What is needed: Find every line below that contains the word "heading" and copy it out.

Exercise materials:
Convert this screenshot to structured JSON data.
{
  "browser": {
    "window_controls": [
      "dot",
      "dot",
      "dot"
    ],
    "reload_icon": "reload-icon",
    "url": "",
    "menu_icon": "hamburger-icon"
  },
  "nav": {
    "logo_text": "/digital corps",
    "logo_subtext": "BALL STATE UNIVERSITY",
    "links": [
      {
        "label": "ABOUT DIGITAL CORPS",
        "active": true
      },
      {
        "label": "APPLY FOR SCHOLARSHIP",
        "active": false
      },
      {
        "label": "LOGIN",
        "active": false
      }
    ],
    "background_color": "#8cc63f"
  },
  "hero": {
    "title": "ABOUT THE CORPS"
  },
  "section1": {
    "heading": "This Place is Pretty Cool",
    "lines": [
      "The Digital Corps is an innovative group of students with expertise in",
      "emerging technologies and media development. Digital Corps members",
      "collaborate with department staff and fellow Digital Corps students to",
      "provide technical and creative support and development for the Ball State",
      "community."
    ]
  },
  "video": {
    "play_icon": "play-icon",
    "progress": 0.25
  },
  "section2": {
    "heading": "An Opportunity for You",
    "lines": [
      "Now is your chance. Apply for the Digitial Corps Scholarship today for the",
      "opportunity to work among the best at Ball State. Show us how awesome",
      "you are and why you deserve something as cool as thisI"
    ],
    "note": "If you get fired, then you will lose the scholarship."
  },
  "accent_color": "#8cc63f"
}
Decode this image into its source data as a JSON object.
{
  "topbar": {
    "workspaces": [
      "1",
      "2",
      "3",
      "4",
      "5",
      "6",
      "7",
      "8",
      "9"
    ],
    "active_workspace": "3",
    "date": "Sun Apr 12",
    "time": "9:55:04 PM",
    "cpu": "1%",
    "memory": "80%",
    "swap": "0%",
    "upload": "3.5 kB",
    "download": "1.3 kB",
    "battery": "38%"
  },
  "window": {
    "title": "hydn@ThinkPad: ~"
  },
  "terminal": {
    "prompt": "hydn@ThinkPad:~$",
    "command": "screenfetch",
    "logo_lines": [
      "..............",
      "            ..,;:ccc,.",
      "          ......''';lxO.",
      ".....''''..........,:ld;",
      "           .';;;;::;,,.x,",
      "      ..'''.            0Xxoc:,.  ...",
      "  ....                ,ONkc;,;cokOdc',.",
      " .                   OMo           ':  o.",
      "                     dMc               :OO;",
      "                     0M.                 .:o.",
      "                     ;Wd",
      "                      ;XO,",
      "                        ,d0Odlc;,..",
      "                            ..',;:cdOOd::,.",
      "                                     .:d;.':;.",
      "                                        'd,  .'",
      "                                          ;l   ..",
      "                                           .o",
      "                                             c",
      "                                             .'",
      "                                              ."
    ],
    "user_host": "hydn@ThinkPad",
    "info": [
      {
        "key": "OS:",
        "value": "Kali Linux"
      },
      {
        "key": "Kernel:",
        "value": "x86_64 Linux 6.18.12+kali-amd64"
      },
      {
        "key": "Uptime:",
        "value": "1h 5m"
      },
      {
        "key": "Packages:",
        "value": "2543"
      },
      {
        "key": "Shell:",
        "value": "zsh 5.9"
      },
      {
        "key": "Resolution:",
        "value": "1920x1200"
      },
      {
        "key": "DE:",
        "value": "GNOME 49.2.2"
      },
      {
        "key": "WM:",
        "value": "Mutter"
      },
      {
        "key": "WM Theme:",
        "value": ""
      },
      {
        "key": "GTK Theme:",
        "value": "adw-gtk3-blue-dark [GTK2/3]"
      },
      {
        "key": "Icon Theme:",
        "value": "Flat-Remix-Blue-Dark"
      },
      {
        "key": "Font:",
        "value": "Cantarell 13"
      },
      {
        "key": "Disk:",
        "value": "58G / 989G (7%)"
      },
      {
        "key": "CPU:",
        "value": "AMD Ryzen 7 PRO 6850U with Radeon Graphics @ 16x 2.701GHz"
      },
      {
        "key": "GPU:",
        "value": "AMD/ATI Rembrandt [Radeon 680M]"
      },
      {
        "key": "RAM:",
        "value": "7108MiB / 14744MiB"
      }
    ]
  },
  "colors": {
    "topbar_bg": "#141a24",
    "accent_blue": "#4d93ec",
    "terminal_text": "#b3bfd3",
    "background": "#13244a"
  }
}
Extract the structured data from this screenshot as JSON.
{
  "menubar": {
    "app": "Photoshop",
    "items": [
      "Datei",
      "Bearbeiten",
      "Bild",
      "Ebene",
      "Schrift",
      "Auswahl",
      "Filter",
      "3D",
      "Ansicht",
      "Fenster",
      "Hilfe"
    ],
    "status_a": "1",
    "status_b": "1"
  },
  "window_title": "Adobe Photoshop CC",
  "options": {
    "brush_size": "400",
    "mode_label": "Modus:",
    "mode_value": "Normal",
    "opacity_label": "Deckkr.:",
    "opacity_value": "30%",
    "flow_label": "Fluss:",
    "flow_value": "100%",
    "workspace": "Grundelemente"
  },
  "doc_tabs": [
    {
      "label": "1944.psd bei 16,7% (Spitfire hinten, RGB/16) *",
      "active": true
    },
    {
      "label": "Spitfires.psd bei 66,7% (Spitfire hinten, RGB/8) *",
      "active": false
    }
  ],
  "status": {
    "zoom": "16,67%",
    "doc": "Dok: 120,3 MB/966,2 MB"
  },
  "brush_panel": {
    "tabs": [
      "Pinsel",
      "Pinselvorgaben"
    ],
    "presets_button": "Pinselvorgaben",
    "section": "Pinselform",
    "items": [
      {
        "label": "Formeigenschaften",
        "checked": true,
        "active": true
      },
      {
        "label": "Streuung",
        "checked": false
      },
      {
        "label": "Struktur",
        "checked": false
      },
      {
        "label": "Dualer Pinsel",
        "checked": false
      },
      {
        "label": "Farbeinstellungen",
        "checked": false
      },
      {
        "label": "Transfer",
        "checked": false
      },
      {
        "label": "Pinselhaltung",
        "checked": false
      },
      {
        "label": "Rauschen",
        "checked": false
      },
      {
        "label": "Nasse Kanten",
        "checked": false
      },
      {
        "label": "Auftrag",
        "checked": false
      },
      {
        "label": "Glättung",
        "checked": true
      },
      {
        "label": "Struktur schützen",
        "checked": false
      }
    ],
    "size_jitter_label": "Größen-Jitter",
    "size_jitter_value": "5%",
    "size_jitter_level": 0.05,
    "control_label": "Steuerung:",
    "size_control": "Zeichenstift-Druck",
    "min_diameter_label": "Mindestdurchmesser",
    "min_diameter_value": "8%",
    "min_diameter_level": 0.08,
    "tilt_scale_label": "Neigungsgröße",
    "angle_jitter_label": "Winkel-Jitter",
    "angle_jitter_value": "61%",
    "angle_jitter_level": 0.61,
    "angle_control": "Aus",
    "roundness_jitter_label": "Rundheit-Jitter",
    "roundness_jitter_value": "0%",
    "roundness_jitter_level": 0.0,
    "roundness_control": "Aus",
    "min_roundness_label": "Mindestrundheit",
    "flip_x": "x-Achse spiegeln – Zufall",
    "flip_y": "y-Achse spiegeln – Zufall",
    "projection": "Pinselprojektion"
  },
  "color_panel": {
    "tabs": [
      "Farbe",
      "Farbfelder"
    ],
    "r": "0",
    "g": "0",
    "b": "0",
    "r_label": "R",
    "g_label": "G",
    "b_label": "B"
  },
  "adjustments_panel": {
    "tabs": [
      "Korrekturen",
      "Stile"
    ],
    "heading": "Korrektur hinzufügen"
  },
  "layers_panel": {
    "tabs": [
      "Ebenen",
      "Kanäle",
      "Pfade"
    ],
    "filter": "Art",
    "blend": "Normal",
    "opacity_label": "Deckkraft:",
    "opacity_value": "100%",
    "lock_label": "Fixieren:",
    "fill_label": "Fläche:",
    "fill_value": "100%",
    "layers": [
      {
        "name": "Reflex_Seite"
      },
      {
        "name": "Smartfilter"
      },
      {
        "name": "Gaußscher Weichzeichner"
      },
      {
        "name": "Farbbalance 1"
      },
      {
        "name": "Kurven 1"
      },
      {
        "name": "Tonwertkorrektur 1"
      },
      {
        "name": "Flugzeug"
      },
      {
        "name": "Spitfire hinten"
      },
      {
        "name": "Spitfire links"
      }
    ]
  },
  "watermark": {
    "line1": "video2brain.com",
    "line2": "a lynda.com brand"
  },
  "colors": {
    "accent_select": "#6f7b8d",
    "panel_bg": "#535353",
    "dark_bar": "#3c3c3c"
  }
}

Exercise response:
    "heading": "This Place is Pretty Cool",
    "heading": "An Opportunity for You",
    "heading": "Korrektur hinzufügen"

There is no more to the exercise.